▶ _DIRECTIONS_
1/ In the article on NVIDIA's video collection, who is named as NVIDIA's vice president of research?
2/ Write out the stretch of the article on NVIDIA's video collection from "404 Media reports that NVIDIA is allegedly taking" through "to Train AI?", word for word.

▶ _DOCUMENT EXCERPT_

···

404 Media reports that NVIDIA is allegedly taking videos from the internet such as movie and game trailers for their AI products.
Recent reports have revealed that NVIDIA has allegedly been taking videos from the internet such as movie and game trailers to train their AI products.
This information was published by 404 Media (via Game Developer). If you are interested in the state of the video game industry, you can check out our other articles here.
NVIDIA Collects Game Clips from the Internet to Train AI?
New from 404 Media: we got a massive leak from inside Nvidia (emails, Slack chats, documents) which show how it created a yet-to-be-released AI model. The leak shows that Nvidia scraped YouTube en masse, had clearance from highest levels of the company https://t.co/iLaGPgIDSD— Joseph Cox (@josephfcox) August 5, 2024
404 Media reports that NVIDIA is allegedly harvesting videos from the internet such as movie and game trailers for its AI products. As a result, clients using NVIDIA’s AI products are at risk of inadvertent copyright infringement.
Like other AI product makers, NVIDIA requires data for its text, video, and audio generators using “data scrapping” techniques without getting permission from the people who create them.
404 Media highlights how big tech companies are playing around with copyright law when it comes to generative AI and how other industries like entertainment and gaming could be affected by it.
NVIDIA employees have expressed concerns about the company’s behavior. Despite these concerns, NVIDIA told 404 Media that its data scraping directives “are fully consistent with the letter and spirit of copyright law. (…) Fair use protects the ability to use a work for transformative purposes, such as model training.”
An employee who spoke to 404 Media claims that he and others were told to capture full-length videos that could help train NVIDIA’s AI products, specifically gameplay footage that NVIDIA engineers highly covet. Getting the footage involved collaborating with NVIDIA GeForce NOW.
In a Slack conversation, senior research analyst Jim Fan noted NVIDIA GeForce NOW’s streaming capabilities for capturing and storing video. According to Fan, all of that “high-quality gameplay video” is “very useful” data to capture.
“We will work closely with (GeForce NOW) and related engineering teams to prepare for live game data capture, improve the pipeline, and process it for training,” Fan wrote.
However, NVIDIA employees who raised concerns were also told by project managers that the data harvesting was an “executive decision” that was not worth worrying about. “Open legal issues,” such as violating YouTube’s Terms of Service, would apparently be resolved in the future.
404 Media also included excerpts from internal documents and Slack channels from several AI researchers that show NVIDIA’s active efforts to avoid bad press. NVIDIA’s vice president of research, Ming-Yu Liu, emphasized that there would be no “negative sentiment” if the company did not publish research on data scraping.
“What we’re doing here is not going to get published,” Liu wrote. He and other employees also created their own YouTube “data scrapper” and an API account to help with the process.

···

▶ _RAW RECORDS_
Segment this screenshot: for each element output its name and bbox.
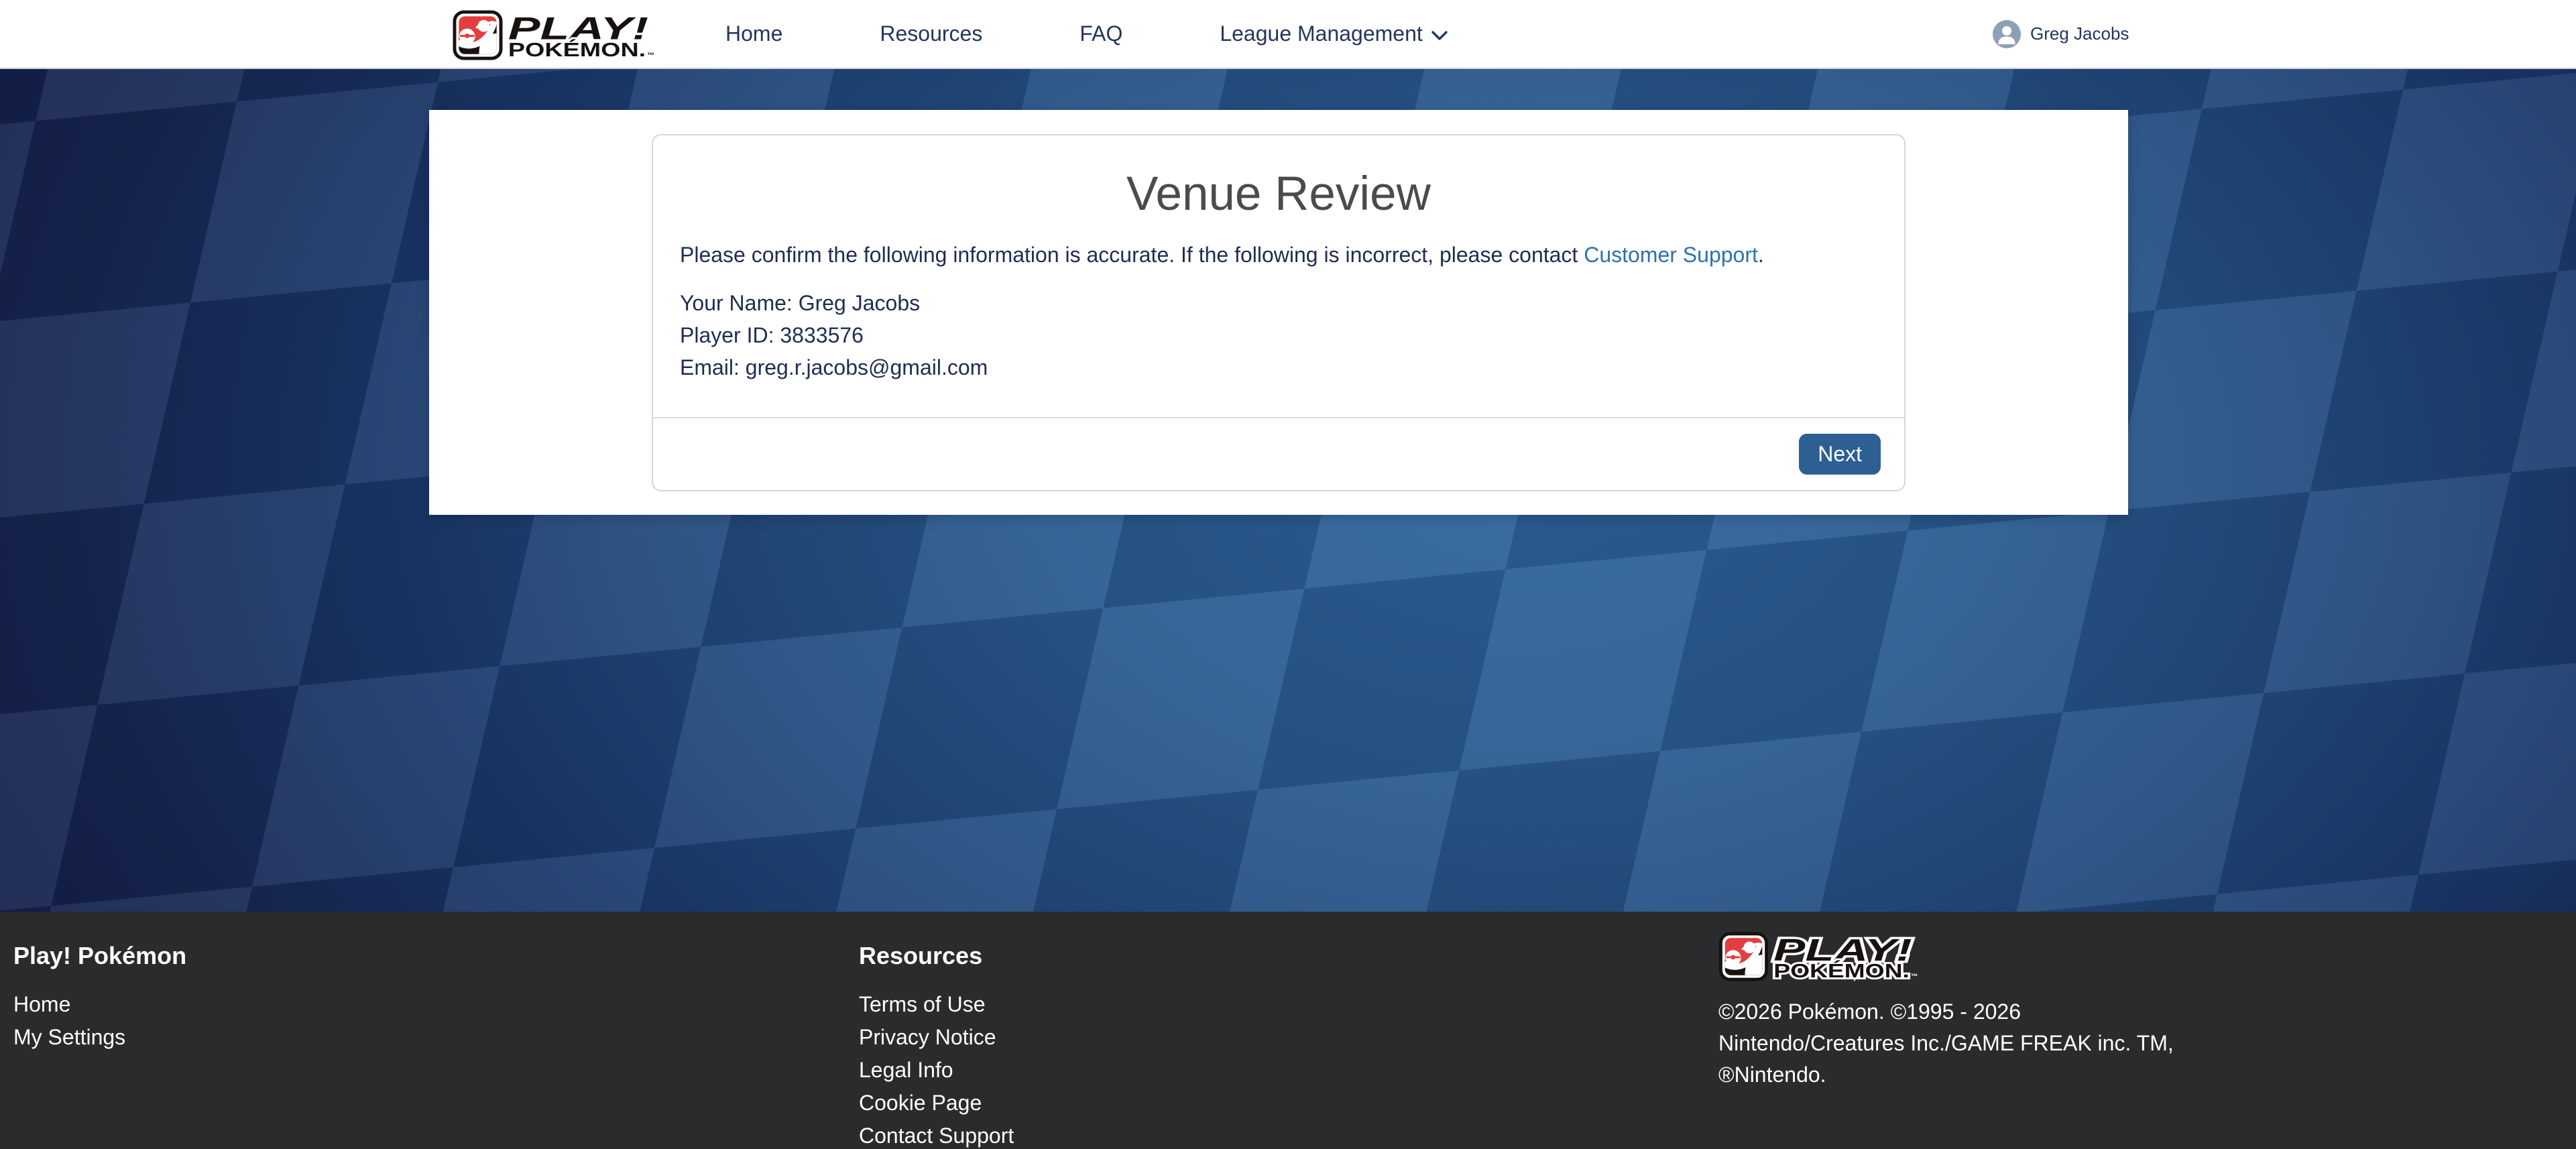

···

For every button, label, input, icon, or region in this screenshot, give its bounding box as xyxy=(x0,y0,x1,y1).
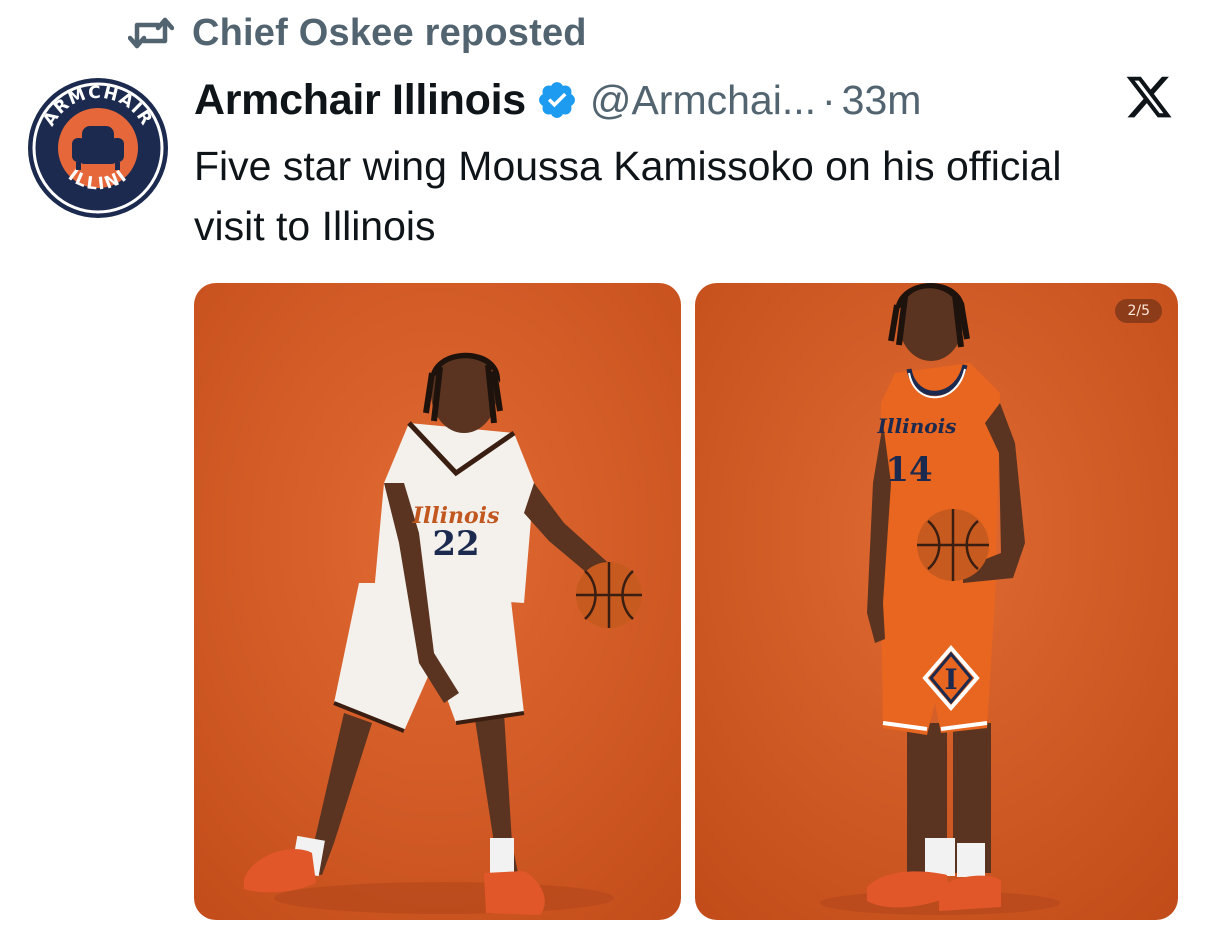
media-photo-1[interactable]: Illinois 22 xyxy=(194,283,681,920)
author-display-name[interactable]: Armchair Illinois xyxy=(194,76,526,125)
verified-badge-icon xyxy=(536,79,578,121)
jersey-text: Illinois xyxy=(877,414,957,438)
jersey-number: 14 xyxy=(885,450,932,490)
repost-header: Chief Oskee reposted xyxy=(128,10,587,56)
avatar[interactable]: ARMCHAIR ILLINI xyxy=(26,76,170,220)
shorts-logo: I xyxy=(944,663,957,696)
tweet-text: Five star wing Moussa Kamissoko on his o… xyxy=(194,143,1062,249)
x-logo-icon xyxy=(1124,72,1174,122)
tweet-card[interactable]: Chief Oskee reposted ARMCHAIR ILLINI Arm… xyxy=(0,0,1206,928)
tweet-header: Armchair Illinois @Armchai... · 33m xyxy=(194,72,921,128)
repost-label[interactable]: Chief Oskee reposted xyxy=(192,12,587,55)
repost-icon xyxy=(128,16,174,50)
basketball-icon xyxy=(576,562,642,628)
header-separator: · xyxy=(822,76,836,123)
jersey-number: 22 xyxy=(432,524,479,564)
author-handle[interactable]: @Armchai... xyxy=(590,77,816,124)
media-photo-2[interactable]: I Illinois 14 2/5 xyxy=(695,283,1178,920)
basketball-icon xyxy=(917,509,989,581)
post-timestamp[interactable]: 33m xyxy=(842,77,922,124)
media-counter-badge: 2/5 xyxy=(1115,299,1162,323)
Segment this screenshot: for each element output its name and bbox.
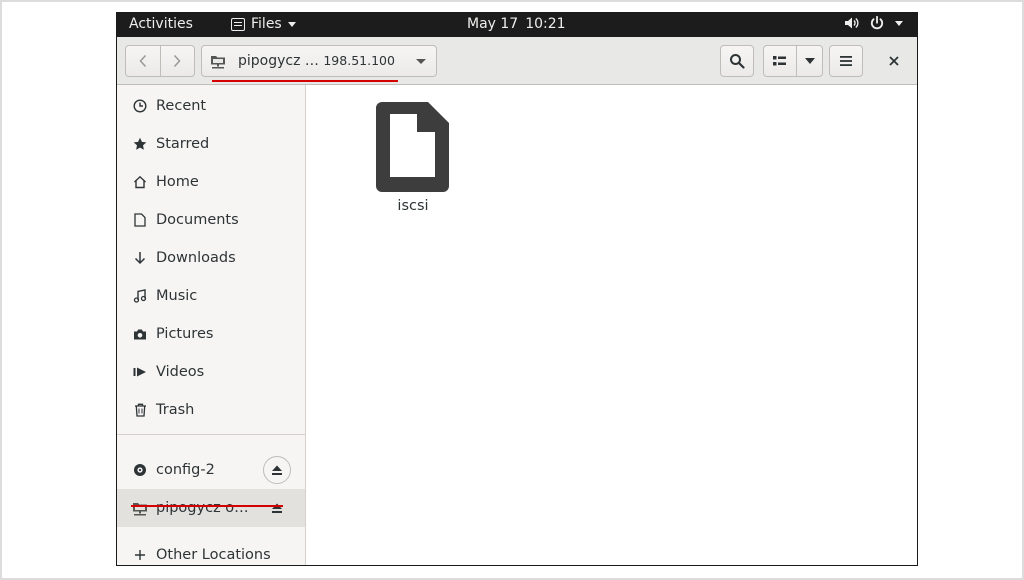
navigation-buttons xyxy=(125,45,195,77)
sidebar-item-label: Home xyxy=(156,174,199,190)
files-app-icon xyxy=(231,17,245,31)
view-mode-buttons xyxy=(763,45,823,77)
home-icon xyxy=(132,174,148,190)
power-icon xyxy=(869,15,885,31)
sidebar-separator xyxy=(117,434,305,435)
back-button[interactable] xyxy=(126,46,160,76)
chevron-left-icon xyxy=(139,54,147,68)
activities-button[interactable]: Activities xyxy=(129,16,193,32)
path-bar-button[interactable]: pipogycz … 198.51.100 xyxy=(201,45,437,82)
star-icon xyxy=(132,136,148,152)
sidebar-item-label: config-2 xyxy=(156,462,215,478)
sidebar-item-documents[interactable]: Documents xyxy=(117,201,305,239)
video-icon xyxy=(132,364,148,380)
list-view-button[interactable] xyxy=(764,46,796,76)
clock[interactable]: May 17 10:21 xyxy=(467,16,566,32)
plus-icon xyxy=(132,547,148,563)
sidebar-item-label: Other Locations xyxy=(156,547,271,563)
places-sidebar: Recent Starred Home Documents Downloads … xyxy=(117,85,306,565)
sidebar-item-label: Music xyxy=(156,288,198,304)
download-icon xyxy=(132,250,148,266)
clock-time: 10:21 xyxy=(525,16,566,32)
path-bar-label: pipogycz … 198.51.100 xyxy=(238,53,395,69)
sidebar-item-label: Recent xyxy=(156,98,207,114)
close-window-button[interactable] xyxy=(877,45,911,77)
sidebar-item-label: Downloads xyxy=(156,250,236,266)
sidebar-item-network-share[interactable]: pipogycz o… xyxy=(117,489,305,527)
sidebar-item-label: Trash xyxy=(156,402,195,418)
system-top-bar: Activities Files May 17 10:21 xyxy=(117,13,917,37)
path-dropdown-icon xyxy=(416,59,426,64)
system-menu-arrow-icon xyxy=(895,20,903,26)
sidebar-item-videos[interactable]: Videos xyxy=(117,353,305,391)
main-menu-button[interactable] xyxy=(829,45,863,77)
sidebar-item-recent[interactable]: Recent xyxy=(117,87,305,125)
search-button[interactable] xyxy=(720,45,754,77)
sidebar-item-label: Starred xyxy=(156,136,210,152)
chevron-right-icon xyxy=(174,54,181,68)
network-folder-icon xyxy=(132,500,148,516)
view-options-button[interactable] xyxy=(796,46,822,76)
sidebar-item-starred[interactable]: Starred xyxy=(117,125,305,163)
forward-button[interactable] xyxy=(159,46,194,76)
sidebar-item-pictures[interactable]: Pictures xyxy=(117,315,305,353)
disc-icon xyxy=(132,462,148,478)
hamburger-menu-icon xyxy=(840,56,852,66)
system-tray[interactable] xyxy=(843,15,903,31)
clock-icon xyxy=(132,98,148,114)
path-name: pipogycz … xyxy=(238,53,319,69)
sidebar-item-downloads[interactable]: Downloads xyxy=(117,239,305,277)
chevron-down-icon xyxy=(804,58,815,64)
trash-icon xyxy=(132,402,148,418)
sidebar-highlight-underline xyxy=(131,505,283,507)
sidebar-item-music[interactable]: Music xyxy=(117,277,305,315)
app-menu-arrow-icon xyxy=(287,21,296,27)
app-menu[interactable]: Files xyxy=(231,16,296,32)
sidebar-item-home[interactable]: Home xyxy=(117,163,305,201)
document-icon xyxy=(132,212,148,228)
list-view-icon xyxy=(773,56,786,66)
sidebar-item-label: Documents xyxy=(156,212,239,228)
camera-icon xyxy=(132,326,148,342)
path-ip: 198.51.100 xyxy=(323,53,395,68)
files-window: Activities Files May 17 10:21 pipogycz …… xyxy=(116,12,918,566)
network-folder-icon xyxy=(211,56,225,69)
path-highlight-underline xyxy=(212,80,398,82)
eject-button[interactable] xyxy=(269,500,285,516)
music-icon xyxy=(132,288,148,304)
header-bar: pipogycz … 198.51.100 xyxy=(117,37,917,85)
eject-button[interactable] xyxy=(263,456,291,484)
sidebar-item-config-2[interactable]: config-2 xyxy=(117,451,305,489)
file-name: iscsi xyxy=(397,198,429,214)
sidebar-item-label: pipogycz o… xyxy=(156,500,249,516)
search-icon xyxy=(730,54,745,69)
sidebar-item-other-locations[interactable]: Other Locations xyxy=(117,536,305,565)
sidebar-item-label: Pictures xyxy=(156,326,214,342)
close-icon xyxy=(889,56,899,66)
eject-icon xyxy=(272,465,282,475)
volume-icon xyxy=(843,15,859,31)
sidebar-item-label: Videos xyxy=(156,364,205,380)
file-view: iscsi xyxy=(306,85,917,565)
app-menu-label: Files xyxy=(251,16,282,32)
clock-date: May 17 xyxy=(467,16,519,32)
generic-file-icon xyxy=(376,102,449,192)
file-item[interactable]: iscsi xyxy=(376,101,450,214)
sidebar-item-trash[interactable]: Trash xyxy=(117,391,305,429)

···

▶ _TASK SOLUTIONS_
1/ Ming-Yu Liu

2/
404 Media reports that NVIDIA is allegedly taking videos from the internet such as movie and game trailers for their AI products.
Recent reports have revealed that NVIDIA has allegedly been taking videos from the internet such as movie and game trailers to train their AI products.
This information was published by 404 Media (via Game Developer). If you are interested in the state of the video game industry, you can check out our other articles here.
NVIDIA Collects Game Clips from the Internet to Train AI?